┌─ Dataset rows
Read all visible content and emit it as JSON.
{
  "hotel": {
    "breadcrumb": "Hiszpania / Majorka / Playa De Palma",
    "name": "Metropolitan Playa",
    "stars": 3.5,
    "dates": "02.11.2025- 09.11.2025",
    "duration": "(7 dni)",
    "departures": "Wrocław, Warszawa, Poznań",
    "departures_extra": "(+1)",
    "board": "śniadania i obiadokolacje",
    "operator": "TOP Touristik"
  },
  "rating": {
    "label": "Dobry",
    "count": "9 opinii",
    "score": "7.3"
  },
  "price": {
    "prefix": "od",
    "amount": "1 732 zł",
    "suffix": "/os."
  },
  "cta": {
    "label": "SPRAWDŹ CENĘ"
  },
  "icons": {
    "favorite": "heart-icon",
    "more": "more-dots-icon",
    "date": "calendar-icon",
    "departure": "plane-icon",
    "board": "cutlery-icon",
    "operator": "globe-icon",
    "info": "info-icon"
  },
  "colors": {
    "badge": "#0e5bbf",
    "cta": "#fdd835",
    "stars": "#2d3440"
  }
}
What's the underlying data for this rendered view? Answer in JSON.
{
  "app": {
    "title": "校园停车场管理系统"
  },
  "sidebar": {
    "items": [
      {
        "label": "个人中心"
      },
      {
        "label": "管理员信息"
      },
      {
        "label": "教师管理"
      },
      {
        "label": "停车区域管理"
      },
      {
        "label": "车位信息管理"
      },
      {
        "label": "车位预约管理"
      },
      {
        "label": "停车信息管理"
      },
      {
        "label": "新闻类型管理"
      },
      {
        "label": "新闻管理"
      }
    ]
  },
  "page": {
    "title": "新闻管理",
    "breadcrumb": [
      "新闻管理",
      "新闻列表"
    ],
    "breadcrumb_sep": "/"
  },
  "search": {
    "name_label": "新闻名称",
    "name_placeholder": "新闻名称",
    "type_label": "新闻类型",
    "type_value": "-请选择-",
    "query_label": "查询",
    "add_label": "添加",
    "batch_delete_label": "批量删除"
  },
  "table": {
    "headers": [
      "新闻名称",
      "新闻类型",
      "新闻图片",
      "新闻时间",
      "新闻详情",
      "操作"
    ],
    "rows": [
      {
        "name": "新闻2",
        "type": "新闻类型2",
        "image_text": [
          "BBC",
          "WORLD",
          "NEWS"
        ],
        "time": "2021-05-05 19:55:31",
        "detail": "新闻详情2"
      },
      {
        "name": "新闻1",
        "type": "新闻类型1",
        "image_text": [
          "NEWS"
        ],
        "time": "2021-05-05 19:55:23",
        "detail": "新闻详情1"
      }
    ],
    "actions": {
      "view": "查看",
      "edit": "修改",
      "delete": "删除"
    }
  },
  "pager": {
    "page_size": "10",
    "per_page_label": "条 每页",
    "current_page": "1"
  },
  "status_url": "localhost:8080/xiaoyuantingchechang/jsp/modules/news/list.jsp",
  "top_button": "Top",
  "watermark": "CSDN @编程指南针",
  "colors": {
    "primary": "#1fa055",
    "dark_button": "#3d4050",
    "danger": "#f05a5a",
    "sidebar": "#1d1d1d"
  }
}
└─
- **Exercise directions**: What is the number of lines in this listing that contain the word "time"? Answer with that number and nothing else.

- **Response below**: 2